> **TASK DETAILS**
Search the records for "krycím". Copy every line where it appears.

** begin DATA RECORDS **

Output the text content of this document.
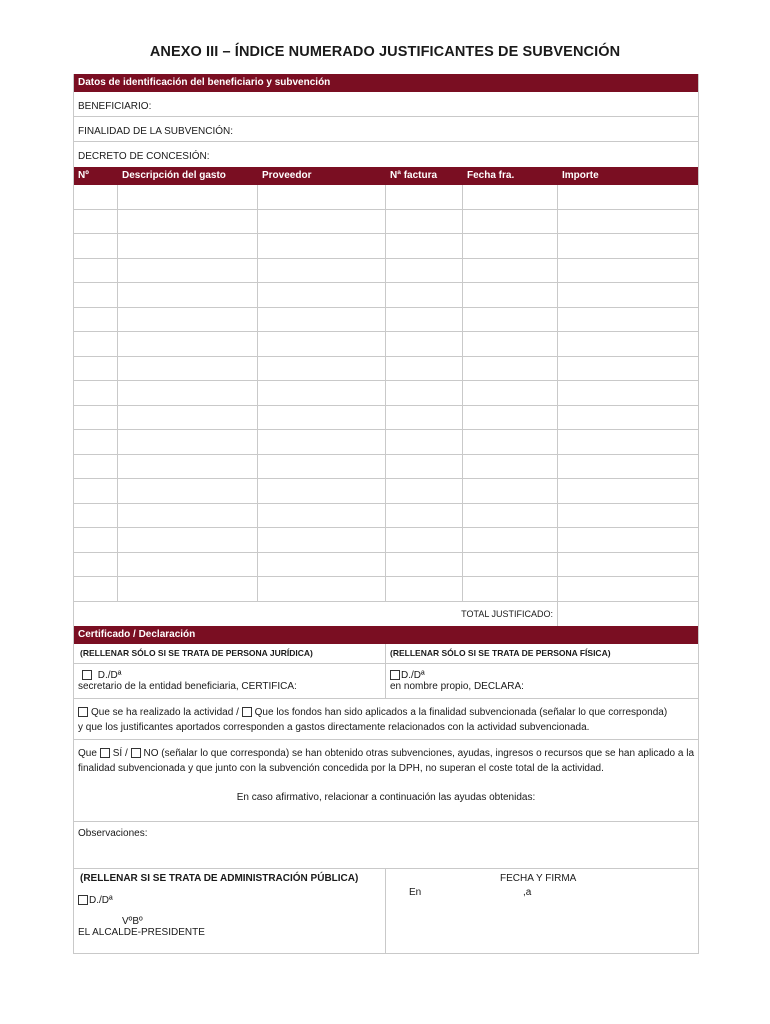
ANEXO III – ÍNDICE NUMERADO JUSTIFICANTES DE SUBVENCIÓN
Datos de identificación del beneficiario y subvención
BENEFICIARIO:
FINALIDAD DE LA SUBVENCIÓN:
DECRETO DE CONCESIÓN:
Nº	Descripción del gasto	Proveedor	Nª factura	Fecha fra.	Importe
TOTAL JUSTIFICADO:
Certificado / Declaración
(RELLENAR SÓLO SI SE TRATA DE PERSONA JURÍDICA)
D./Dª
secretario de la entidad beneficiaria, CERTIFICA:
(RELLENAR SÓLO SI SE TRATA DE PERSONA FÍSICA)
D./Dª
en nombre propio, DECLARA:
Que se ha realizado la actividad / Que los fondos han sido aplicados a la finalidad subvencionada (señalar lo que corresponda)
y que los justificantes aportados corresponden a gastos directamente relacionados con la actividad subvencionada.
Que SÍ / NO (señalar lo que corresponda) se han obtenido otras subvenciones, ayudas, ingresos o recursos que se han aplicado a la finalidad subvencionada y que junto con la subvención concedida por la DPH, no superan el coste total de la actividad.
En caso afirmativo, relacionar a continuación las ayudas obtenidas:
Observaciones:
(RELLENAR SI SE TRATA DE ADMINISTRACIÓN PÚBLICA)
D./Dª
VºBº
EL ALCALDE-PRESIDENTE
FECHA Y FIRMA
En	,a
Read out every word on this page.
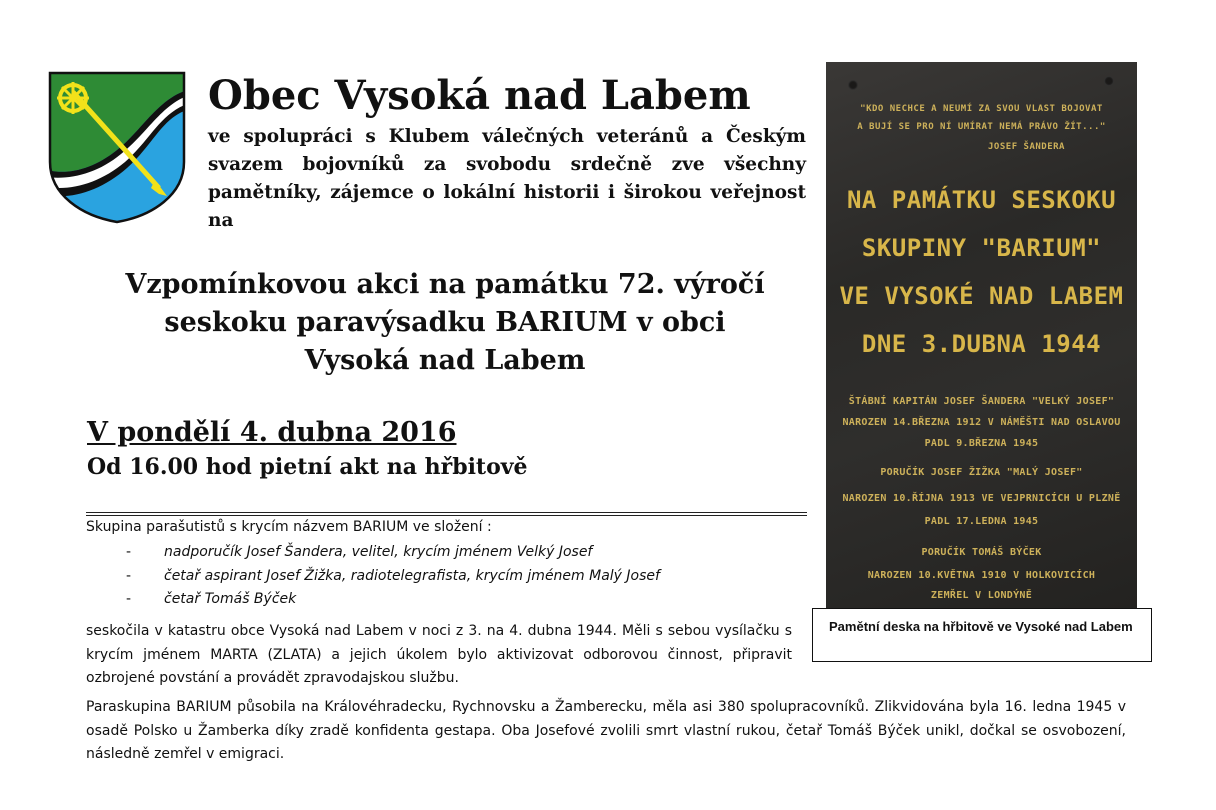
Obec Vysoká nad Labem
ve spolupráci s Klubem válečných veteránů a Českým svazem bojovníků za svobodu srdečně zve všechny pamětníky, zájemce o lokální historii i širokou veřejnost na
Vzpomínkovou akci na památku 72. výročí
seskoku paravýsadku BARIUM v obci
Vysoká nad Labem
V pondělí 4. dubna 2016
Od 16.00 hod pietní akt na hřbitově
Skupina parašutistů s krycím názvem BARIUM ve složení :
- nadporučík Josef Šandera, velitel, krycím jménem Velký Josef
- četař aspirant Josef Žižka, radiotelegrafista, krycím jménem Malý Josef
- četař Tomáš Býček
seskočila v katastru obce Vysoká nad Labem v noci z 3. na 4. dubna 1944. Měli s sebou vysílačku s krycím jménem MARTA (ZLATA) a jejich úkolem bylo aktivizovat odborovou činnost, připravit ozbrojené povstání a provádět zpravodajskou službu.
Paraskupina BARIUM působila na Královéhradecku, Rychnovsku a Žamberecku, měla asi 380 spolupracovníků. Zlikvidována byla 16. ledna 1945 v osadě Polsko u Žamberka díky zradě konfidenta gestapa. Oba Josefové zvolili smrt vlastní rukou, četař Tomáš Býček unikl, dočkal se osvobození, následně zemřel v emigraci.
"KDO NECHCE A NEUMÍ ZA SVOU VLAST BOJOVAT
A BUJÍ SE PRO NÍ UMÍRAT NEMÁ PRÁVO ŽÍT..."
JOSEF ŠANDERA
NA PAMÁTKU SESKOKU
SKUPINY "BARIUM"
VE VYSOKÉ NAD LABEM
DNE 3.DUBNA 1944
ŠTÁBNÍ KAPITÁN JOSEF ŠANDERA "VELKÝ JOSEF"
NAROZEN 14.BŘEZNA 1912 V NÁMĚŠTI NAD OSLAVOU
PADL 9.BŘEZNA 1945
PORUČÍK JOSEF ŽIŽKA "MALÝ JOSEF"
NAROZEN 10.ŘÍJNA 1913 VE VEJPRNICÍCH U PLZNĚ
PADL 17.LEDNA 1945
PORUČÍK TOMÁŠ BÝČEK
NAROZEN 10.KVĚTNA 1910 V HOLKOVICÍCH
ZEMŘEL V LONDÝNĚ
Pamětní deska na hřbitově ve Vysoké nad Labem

** end DATA RECORDS **
** begin DATA RECORDS **

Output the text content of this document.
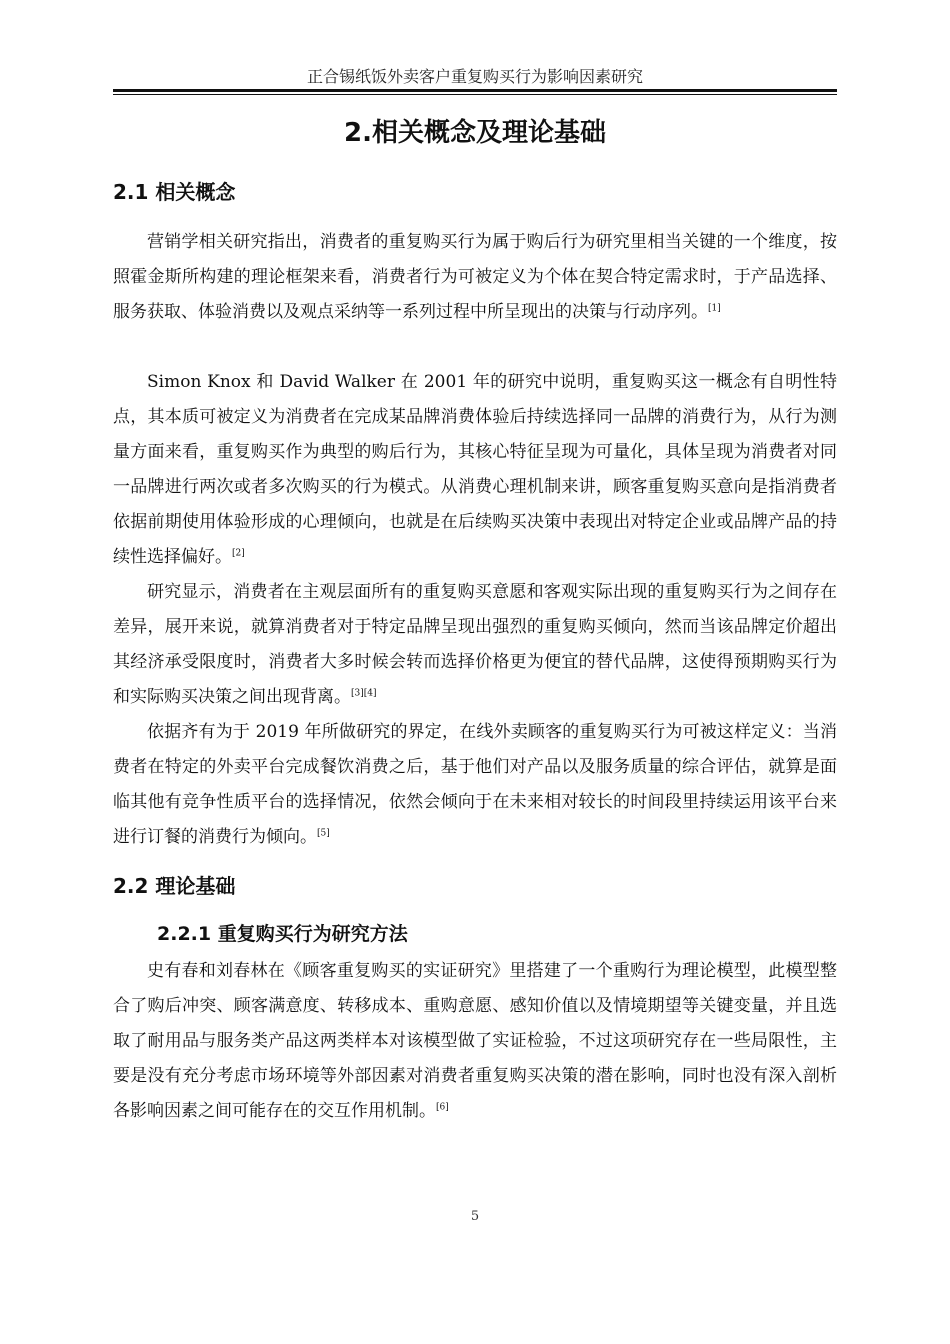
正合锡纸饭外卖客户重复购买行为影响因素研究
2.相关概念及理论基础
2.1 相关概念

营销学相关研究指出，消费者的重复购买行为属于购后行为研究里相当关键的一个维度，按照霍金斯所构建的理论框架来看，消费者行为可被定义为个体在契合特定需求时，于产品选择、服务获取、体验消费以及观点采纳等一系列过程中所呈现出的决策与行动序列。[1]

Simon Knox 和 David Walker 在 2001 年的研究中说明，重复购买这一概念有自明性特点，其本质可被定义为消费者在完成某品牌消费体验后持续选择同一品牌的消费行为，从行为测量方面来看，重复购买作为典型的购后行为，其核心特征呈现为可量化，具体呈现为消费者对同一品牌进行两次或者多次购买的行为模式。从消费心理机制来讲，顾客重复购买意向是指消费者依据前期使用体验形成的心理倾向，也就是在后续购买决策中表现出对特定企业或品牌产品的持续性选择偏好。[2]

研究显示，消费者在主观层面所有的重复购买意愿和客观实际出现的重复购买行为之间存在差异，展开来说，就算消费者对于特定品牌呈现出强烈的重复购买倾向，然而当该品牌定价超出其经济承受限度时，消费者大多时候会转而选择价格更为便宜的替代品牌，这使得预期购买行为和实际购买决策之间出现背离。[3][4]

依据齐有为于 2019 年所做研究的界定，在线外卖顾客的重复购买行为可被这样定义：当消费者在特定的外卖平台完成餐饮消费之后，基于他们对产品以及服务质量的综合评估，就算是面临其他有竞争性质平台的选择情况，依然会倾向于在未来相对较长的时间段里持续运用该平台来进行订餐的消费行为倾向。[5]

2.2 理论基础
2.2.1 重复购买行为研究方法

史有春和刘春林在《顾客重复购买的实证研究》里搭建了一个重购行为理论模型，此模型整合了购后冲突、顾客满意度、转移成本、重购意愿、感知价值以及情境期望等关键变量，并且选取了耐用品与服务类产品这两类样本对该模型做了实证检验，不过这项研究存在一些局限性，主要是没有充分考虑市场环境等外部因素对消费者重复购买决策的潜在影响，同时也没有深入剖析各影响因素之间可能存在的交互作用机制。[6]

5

** end DATA RECORDS **

> **TASK OUTPUT**
Skupina parašutistů s krycím názvem BARIUM ve složení :
- nadporučík Josef Šandera, velitel, krycím jménem Velký Josef
- četař aspirant Josef Žižka, radiotelegrafista, krycím jménem Malý Josef
seskočila v katastru obce Vysoká nad Labem v noci z 3. na 4. dubna 1944. Měli s sebou vysílačku s krycím jménem MARTA (ZLATA) a jejich úkolem bylo aktivizovat odborovou činnost, připravit ozbrojené povstání a provádět zpravodajskou službu.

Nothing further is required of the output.